What is being asked: Search the material below for the word "PASS" and copy every line in which it occurs.

Input:
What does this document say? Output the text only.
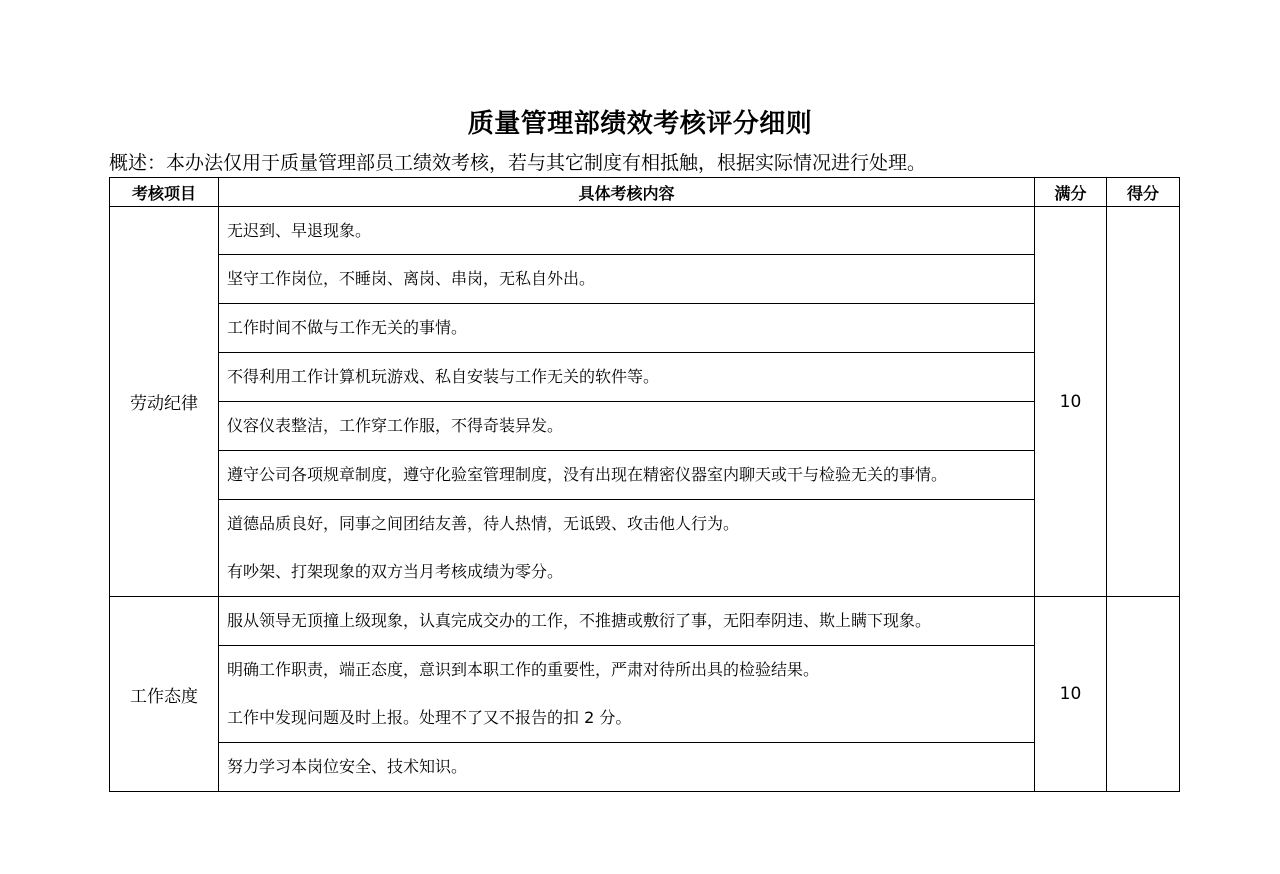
质量管理部绩效考核评分细则
概述：本办法仅用于质量管理部员工绩效考核，若与其它制度有相抵触，根据实际情况进行处理。
考核项目	具体考核内容	满分	得分
劳动纪律	无迟到、早退现象。	10	

	坚守工作岗位，不睡岗、离岗、串岗，无私自外出。		

	工作时间不做与工作无关的事情。		

	不得利用工作计算机玩游戏、私自安装与工作无关的软件等。		

	仪容仪表整洁，工作穿工作服，不得奇装异发。		

	遵守公司各项规章制度，遵守化验室管理制度，没有出现在精密仪器室内聊天或干与检验无关的事情。		

	道德品质良好，同事之间团结友善，待人热情，无诋毁、攻击他人行为。
有吵架、打架现象的双方当月考核成绩为零分。		

工作态度	服从领导无顶撞上级现象，认真完成交办的工作，不推搪或敷衍了事，无阳奉阴违、欺上瞒下现象。	10	

	明确工作职责，端正态度，意识到本职工作的重要性，严肃对待所出具的检验结果。
工作中发现问题及时上报。处理不了又不报告的扣 2 分。		

	努力学习本岗位安全、技术知识。		
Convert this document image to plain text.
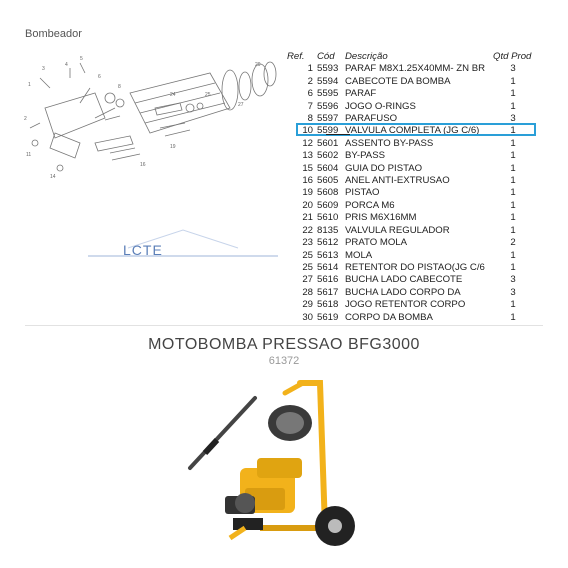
Bombeador
1
3
4
5
6
8
24	25
27
29
2
11
14
16
19
LCTE
Ref.	Cód	Descrição	Qtd Prod
1	5593	PARAF M8X1.25X40MM- ZN BR	3
2	5594	CABECOTE DA BOMBA	1
6	5595	PARAF	1
7	5596	JOGO O-RINGS	1
8	5597	PARAFUSO	3
10	5599	VALVULA COMPLETA (JG C/6)	1
12	5601	ASSENTO BY-PASS	1
13	5602	BY-PASS	1
15	5604	GUIA DO PISTAO	1
16	5605	ANEL ANTI-EXTRUSAO	1
19	5608	PISTAO	1
20	5609	PORCA M6	1
21	5610	PRIS M6X16MM	1
22	8135	VALVULA REGULADOR	1
23	5612	PRATO MOLA	2
25	5613	MOLA	1
25	5614	RETENTOR DO PISTAO(JG C/6	1
27	5616	BUCHA LADO CABECOTE	3
28	5617	BUCHA LADO CORPO DA	3
29	5618	JOGO RETENTOR CORPO	1
30	5619	CORPO DA BOMBA	1
MOTOBOMBA PRESSAO BFG3000
61372
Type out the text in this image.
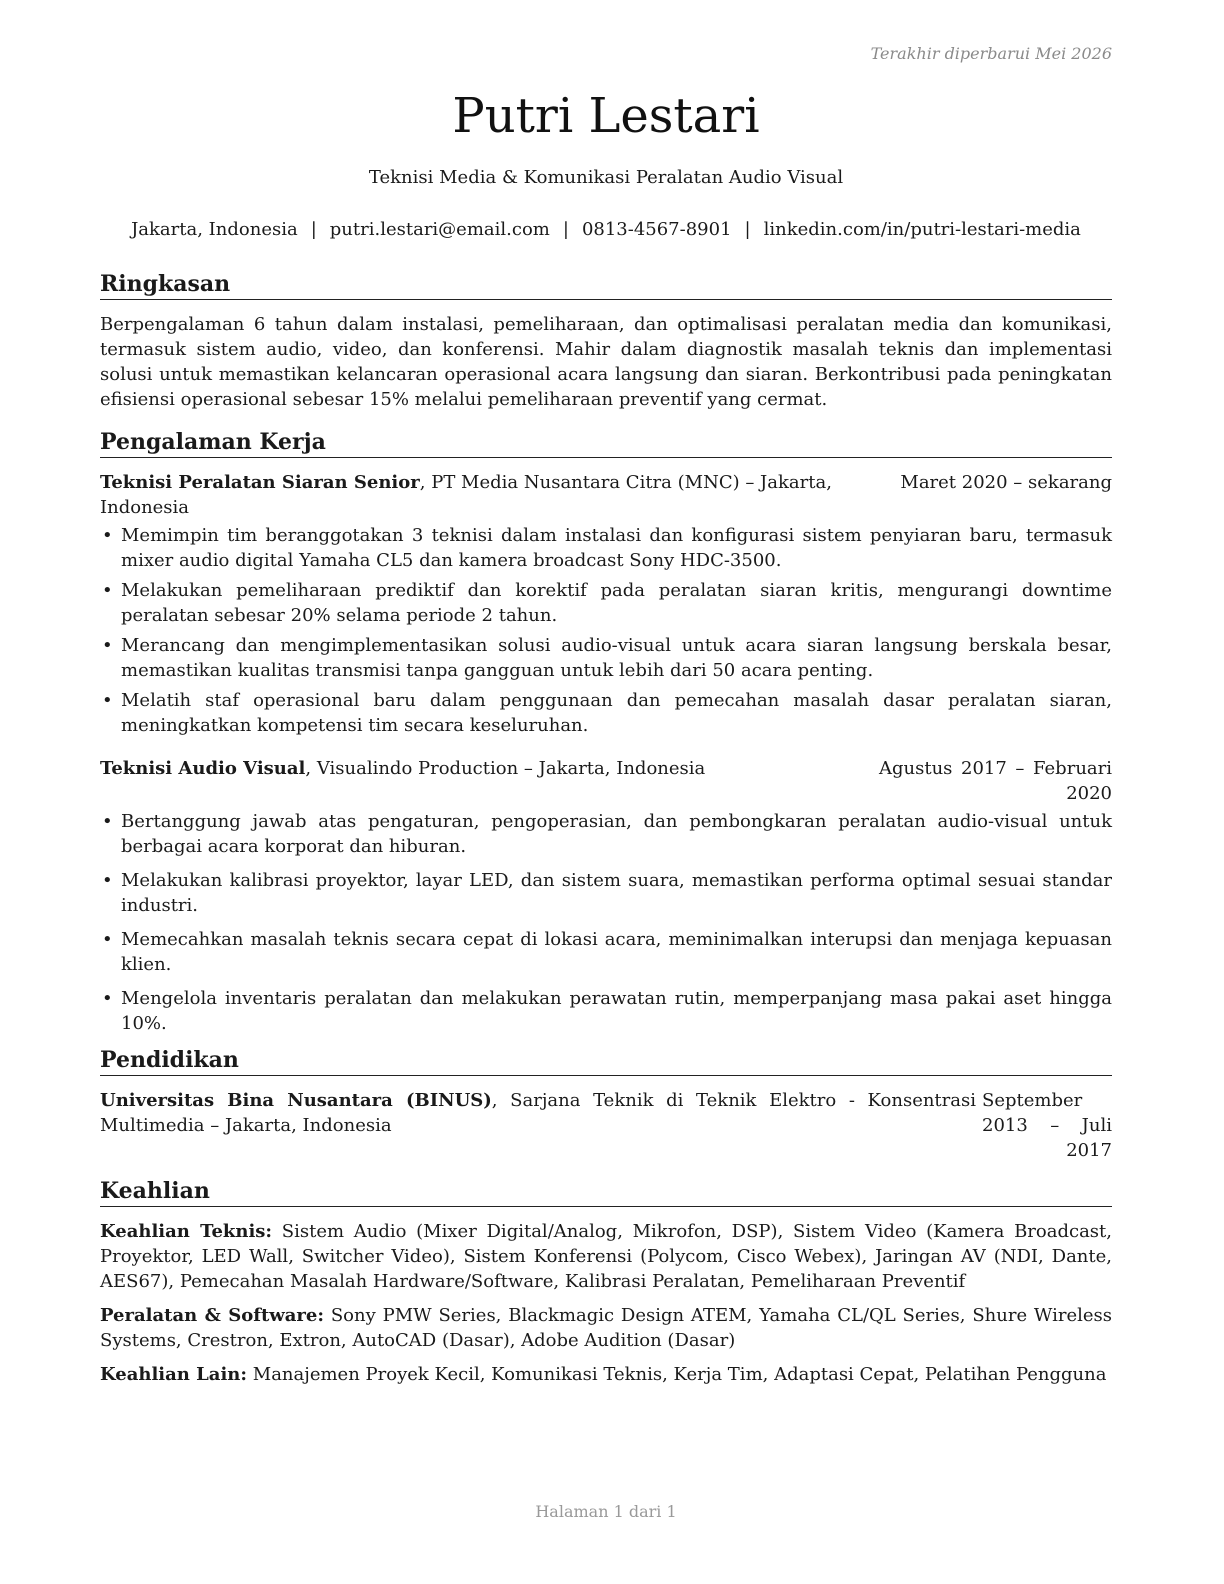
Terakhir diperbarui Mei 2026
Putri Lestari
Teknisi Media & Komunikasi Peralatan Audio Visual
Jakarta, Indonesia | putri.lestari@email.com | 0813-4567-8901 | linkedin.com/in/putri-lestari-media
Ringkasan
Berpengalaman 6 tahun dalam instalasi, pemeliharaan, dan optimalisasi peralatan media dan komunikasi, termasuk sistem audio, video, dan konferensi. Mahir dalam diagnostik masalah teknis dan implementasi solusi untuk memastikan kelancaran operasional acara langsung dan siaran. Berkontribusi pada peningkatan efisiensi operasional sebesar 15% melalui pemeliharaan preventif yang cermat.
Pengalaman Kerja
Teknisi Peralatan Siaran Senior, PT Media Nusantara Citra (MNC) – Jakarta, Indonesia
Maret 2020 – sekarang
• Memimpin tim beranggotakan 3 teknisi dalam instalasi dan konfigurasi sistem penyiaran baru, termasuk mixer audio digital Yamaha CL5 dan kamera broadcast Sony HDC-3500.
• Melakukan pemeliharaan prediktif dan korektif pada peralatan siaran kritis, mengurangi downtime peralatan sebesar 20% selama periode 2 tahun.
• Merancang dan mengimplementasikan solusi audio-visual untuk acara siaran langsung berskala besar, memastikan kualitas transmisi tanpa gangguan untuk lebih dari 50 acara penting.
• Melatih staf operasional baru dalam penggunaan dan pemecahan masalah dasar peralatan siaran, meningkatkan kompetensi tim secara keseluruhan.
Teknisi Audio Visual, Visualindo Production – Jakarta, Indonesia	Agustus 2017 – Februari 2020
• Bertanggung jawab atas pengaturan, pengoperasian, dan pembongkaran peralatan audio-visual untuk berbagai acara korporat dan hiburan.
• Melakukan kalibrasi proyektor, layar LED, dan sistem suara, memastikan performa optimal sesuai standar industri.
• Memecahkan masalah teknis secara cepat di lokasi acara, meminimalkan interupsi dan menjaga kepuasan klien.
• Mengelola inventaris peralatan dan melakukan perawatan rutin, memperpanjang masa pakai aset hingga 10%.
Pendidikan
Universitas Bina Nusantara (BINUS), Sarjana Teknik di Teknik Elektro - Konsentrasi Multimedia – Jakarta, Indonesia
September 2013 – Juli 2017
Keahlian
Keahlian Teknis: Sistem Audio (Mixer Digital/Analog, Mikrofon, DSP), Sistem Video (Kamera Broadcast, Proyektor, LED Wall, Switcher Video), Sistem Konferensi (Polycom, Cisco Webex), Jaringan AV (NDI, Dante, AES67), Pemecahan Masalah Hardware/Software, Kalibrasi Peralatan, Pemeliharaan Preventif
Peralatan & Software: Sony PMW Series, Blackmagic Design ATEM, Yamaha CL/QL Series, Shure Wireless Systems, Crestron, Extron, AutoCAD (Dasar), Adobe Audition (Dasar)
Keahlian Lain: Manajemen Proyek Kecil, Komunikasi Teknis, Kerja Tim, Adaptasi Cepat, Pelatihan Pengguna
Halaman 1 dari 1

Response:
12	5601	ASSENTO BY-PASS	1
13	5602	BY-PASS	1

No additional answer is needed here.